Records contained in a dataset
-=-=-=-=-
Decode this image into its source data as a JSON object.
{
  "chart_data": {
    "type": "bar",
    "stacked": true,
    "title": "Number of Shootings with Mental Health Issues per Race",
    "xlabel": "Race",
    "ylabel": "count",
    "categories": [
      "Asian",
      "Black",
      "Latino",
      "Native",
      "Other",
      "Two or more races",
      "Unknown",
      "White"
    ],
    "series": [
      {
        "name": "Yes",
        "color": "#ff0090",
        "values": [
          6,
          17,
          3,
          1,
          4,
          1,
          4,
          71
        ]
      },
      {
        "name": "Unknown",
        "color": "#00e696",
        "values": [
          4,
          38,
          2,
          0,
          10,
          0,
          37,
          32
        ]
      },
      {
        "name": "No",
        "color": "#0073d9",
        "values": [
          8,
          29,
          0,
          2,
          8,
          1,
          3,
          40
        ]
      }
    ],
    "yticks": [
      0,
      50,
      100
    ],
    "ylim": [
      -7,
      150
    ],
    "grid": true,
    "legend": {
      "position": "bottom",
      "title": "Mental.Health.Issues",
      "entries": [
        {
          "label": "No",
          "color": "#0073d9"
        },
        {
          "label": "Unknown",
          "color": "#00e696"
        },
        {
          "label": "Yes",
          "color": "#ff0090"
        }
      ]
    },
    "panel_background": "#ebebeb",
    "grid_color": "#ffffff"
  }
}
-=-=-=-=-
Type out all of the material again, word for word.

Decode this image into its source data as a JSON object.
{
  "chart_data": {
    "type": "bar",
    "stacked": true,
    "title": "Number of Shootings with Mental Health Issues per Race",
    "xlabel": "Race",
    "ylabel": "count",
    "categories": [
      "Asian",
      "Black",
      "Latino",
      "Native",
      "Other",
      "Two or more races",
      "Unknown",
      "White"
    ],
    "series": [
      {
        "name": "Yes",
        "color": "#ff0090",
        "values": [
          6,
          17,
          3,
          1,
          4,
          1,
          4,
          71
        ]
      },
      {
        "name": "Unknown",
        "color": "#00e696",
        "values": [
          4,
          38,
          2,
          0,
          10,
          0,
          37,
          32
        ]
      },
      {
        "name": "No",
        "color": "#0073d9",
        "values": [
          8,
          29,
          0,
          2,
          8,
          1,
          3,
          40
        ]
      }
    ],
    "yticks": [
      0,
      50,
      100
    ],
    "ylim": [
      -7,
      150
    ],
    "grid": true,
    "legend": {
      "position": "bottom",
      "title": "Mental.Health.Issues",
      "entries": [
        {
          "label": "No",
          "color": "#0073d9"
        },
        {
          "label": "Unknown",
          "color": "#00e696"
        },
        {
          "label": "Yes",
          "color": "#ff0090"
        }
      ]
    },
    "panel_background": "#ebebeb",
    "grid_color": "#ffffff"
  }
}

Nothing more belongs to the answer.